== Exercise aim ==
Extract every entry word for word.

== Stored records ==
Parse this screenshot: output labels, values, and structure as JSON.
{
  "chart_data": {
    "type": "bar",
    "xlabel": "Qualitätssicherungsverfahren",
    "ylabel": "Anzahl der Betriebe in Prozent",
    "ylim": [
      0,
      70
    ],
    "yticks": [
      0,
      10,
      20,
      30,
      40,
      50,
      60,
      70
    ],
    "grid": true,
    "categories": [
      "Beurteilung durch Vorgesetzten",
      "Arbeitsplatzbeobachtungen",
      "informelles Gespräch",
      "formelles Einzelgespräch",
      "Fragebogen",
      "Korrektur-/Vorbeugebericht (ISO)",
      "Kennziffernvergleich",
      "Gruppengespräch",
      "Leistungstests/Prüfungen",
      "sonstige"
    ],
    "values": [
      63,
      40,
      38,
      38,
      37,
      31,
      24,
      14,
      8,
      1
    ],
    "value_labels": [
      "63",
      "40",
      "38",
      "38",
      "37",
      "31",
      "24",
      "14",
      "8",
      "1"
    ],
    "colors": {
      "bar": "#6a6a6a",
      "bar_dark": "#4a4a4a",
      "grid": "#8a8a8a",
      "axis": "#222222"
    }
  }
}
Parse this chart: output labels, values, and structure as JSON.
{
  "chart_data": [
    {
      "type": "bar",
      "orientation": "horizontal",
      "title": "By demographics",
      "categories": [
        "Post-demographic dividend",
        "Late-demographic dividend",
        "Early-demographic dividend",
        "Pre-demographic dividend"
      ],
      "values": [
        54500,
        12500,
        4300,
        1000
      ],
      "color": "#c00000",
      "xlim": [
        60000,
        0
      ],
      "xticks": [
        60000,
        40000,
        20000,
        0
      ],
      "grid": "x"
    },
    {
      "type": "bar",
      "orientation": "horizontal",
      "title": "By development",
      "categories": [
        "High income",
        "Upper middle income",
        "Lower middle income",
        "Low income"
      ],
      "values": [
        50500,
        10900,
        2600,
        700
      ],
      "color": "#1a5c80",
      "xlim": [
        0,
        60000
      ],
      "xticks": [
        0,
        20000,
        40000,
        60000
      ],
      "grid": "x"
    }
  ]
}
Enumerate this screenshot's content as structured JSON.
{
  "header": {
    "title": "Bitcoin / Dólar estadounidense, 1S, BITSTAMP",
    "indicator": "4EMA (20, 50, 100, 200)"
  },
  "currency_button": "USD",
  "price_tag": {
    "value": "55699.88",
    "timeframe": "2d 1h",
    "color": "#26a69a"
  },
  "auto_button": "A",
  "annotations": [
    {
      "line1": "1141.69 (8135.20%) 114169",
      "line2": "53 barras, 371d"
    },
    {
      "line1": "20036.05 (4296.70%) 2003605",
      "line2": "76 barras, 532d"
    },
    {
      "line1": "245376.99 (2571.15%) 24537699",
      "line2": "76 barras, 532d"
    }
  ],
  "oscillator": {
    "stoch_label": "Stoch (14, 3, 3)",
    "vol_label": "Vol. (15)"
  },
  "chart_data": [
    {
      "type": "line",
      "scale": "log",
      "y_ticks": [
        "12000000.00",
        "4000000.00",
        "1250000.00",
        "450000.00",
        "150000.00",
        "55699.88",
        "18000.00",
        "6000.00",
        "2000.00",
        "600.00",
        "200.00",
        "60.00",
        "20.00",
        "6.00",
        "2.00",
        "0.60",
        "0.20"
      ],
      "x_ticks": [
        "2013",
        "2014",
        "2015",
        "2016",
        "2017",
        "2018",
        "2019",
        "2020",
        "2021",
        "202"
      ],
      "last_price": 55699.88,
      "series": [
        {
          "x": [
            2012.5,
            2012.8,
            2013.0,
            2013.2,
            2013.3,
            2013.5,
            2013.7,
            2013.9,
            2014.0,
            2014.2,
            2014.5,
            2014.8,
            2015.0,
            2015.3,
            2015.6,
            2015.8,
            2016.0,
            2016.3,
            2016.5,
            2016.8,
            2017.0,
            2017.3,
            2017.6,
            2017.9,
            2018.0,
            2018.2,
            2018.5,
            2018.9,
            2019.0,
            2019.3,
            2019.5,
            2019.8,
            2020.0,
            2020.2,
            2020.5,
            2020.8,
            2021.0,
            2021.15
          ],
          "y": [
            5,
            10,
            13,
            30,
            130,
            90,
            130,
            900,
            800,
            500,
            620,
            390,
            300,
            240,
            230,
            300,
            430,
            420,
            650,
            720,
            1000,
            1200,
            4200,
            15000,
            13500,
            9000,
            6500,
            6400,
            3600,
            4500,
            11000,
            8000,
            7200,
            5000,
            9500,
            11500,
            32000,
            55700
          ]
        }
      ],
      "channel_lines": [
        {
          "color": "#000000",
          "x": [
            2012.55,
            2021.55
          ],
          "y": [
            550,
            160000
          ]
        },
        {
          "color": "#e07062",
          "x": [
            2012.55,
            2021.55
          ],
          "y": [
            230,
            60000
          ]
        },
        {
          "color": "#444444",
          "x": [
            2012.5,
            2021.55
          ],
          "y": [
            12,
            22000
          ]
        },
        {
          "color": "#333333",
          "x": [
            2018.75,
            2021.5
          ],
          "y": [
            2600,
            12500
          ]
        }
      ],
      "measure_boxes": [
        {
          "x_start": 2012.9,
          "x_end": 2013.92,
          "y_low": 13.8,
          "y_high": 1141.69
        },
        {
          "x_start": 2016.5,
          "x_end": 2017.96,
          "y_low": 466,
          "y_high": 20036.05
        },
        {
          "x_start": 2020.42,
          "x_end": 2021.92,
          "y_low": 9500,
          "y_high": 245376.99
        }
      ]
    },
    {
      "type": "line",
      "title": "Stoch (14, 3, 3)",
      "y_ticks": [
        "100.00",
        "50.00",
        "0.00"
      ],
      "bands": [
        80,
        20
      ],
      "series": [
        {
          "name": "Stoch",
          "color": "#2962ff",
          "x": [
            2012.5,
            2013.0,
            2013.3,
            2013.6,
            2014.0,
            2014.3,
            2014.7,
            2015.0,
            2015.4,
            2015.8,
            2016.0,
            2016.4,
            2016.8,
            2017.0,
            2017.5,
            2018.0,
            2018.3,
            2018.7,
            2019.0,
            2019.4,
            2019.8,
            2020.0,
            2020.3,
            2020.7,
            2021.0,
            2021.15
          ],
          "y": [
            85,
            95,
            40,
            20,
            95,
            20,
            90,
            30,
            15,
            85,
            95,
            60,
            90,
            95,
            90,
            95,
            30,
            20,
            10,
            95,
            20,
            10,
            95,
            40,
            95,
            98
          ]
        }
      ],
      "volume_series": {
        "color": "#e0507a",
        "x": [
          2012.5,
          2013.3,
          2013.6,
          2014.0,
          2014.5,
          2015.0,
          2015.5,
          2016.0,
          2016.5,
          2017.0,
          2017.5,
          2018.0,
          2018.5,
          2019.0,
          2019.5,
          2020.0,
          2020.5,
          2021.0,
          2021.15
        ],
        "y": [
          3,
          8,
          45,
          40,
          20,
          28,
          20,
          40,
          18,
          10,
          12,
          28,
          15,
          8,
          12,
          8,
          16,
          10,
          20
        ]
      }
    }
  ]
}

== Answer ==
Parse this screenshot: output labels, values, and structure as JSON.
{
  "chart_data": {
    "type": "bar",
    "xlabel": "Qualitätssicherungsverfahren",
    "ylabel": "Anzahl der Betriebe in Prozent",
    "ylim": [
      0,
      70
    ],
    "yticks": [
      0,
      10,
      20,
      30,
      40,
      50,
      60,
      70
    ],
    "grid": true,
    "categories": [
      "Beurteilung durch Vorgesetzten",
      "Arbeitsplatzbeobachtungen",
      "informelles Gespräch",
      "formelles Einzelgespräch",
      "Fragebogen",
      "Korrektur-/Vorbeugebericht (ISO)",
      "Kennziffernvergleich",
      "Gruppengespräch",
      "Leistungstests/Prüfungen",
      "sonstige"
    ],
    "values": [
      63,
      40,
      38,
      38,
      37,
      31,
      24,
      14,
      8,
      1
    ],
    "value_labels": [
      "63",
      "40",
      "38",
      "38",
      "37",
      "31",
      "24",
      "14",
      "8",
      "1"
    ],
    "colors": {
      "bar": "#6a6a6a",
      "bar_dark": "#4a4a4a",
      "grid": "#8a8a8a",
      "axis": "#222222"
    }
  }
}
Parse this chart: output labels, values, and structure as JSON.
{
  "chart_data": [
    {
      "type": "bar",
      "orientation": "horizontal",
      "title": "By demographics",
      "categories": [
        "Post-demographic dividend",
        "Late-demographic dividend",
        "Early-demographic dividend",
        "Pre-demographic dividend"
      ],
      "values": [
        54500,
        12500,
        4300,
        1000
      ],
      "color": "#c00000",
      "xlim": [
        60000,
        0
      ],
      "xticks": [
        60000,
        40000,
        20000,
        0
      ],
      "grid": "x"
    },
    {
      "type": "bar",
      "orientation": "horizontal",
      "title": "By development",
      "categories": [
        "High income",
        "Upper middle income",
        "Lower middle income",
        "Low income"
      ],
      "values": [
        50500,
        10900,
        2600,
        700
      ],
      "color": "#1a5c80",
      "xlim": [
        0,
        60000
      ],
      "xticks": [
        0,
        20000,
        40000,
        60000
      ],
      "grid": "x"
    }
  ]
}
Enumerate this screenshot's content as structured JSON.
{
  "header": {
    "title": "Bitcoin / Dólar estadounidense, 1S, BITSTAMP",
    "indicator": "4EMA (20, 50, 100, 200)"
  },
  "currency_button": "USD",
  "price_tag": {
    "value": "55699.88",
    "timeframe": "2d 1h",
    "color": "#26a69a"
  },
  "auto_button": "A",
  "annotations": [
    {
      "line1": "1141.69 (8135.20%) 114169",
      "line2": "53 barras, 371d"
    },
    {
      "line1": "20036.05 (4296.70%) 2003605",
      "line2": "76 barras, 532d"
    },
    {
      "line1": "245376.99 (2571.15%) 24537699",
      "line2": "76 barras, 532d"
    }
  ],
  "oscillator": {
    "stoch_label": "Stoch (14, 3, 3)",
    "vol_label": "Vol. (15)"
  },
  "chart_data": [
    {
      "type": "line",
      "scale": "log",
      "y_ticks": [
        "12000000.00",
        "4000000.00",
        "1250000.00",
        "450000.00",
        "150000.00",
        "55699.88",
        "18000.00",
        "6000.00",
        "2000.00",
        "600.00",
        "200.00",
        "60.00",
        "20.00",
        "6.00",
        "2.00",
        "0.60",
        "0.20"
      ],
      "x_ticks": [
        "2013",
        "2014",
        "2015",
        "2016",
        "2017",
        "2018",
        "2019",
        "2020",
        "2021",
        "202"
      ],
      "last_price": 55699.88,
      "series": [
        {
          "x": [
            2012.5,
            2012.8,
            2013.0,
            2013.2,
            2013.3,
            2013.5,
            2013.7,
            2013.9,
            2014.0,
            2014.2,
            2014.5,
            2014.8,
            2015.0,
            2015.3,
            2015.6,
            2015.8,
            2016.0,
            2016.3,
            2016.5,
            2016.8,
            2017.0,
            2017.3,
            2017.6,
            2017.9,
            2018.0,
            2018.2,
            2018.5,
            2018.9,
            2019.0,
            2019.3,
            2019.5,
            2019.8,
            2020.0,
            2020.2,
            2020.5,
            2020.8,
            2021.0,
            2021.15
          ],
          "y": [
            5,
            10,
            13,
            30,
            130,
            90,
            130,
            900,
            800,
            500,
            620,
            390,
            300,
            240,
            230,
            300,
            430,
            420,
            650,
            720,
            1000,
            1200,
            4200,
            15000,
            13500,
            9000,
            6500,
            6400,
            3600,
            4500,
            11000,
            8000,
            7200,
            5000,
            9500,
            11500,
            32000,
            55700
          ]
        }
      ],
      "channel_lines": [
        {
          "color": "#000000",
          "x": [
            2012.55,
            2021.55
          ],
          "y": [
            550,
            160000
          ]
        },
        {
          "color": "#e07062",
          "x": [
            2012.55,
            2021.55
          ],
          "y": [
            230,
            60000
          ]
        },
        {
          "color": "#444444",
          "x": [
            2012.5,
            2021.55
          ],
          "y": [
            12,
            22000
          ]
        },
        {
          "color": "#333333",
          "x": [
            2018.75,
            2021.5
          ],
          "y": [
            2600,
            12500
          ]
        }
      ],
      "measure_boxes": [
        {
          "x_start": 2012.9,
          "x_end": 2013.92,
          "y_low": 13.8,
          "y_high": 1141.69
        },
        {
          "x_start": 2016.5,
          "x_end": 2017.96,
          "y_low": 466,
          "y_high": 20036.05
        },
        {
          "x_start": 2020.42,
          "x_end": 2021.92,
          "y_low": 9500,
          "y_high": 245376.99
        }
      ]
    },
    {
      "type": "line",
      "title": "Stoch (14, 3, 3)",
      "y_ticks": [
        "100.00",
        "50.00",
        "0.00"
      ],
      "bands": [
        80,
        20
      ],
      "series": [
        {
          "name": "Stoch",
          "color": "#2962ff",
          "x": [
            2012.5,
            2013.0,
            2013.3,
            2013.6,
            2014.0,
            2014.3,
            2014.7,
            2015.0,
            2015.4,
            2015.8,
            2016.0,
            2016.4,
            2016.8,
            2017.0,
            2017.5,
            2018.0,
            2018.3,
            2018.7,
            2019.0,
            2019.4,
            2019.8,
            2020.0,
            2020.3,
            2020.7,
            2021.0,
            2021.15
          ],
          "y": [
            85,
            95,
            40,
            20,
            95,
            20,
            90,
            30,
            15,
            85,
            95,
            60,
            90,
            95,
            90,
            95,
            30,
            20,
            10,
            95,
            20,
            10,
            95,
            40,
            95,
            98
          ]
        }
      ],
      "volume_series": {
        "color": "#e0507a",
        "x": [
          2012.5,
          2013.3,
          2013.6,
          2014.0,
          2014.5,
          2015.0,
          2015.5,
          2016.0,
          2016.5,
          2017.0,
          2017.5,
          2018.0,
          2018.5,
          2019.0,
          2019.5,
          2020.0,
          2020.5,
          2021.0,
          2021.15
        ],
        "y": [
          3,
          8,
          45,
          40,
          20,
          28,
          20,
          40,
          18,
          10,
          12,
          28,
          15,
          8,
          12,
          8,
          16,
          10,
          20
        ]
      }
    }
  ]
}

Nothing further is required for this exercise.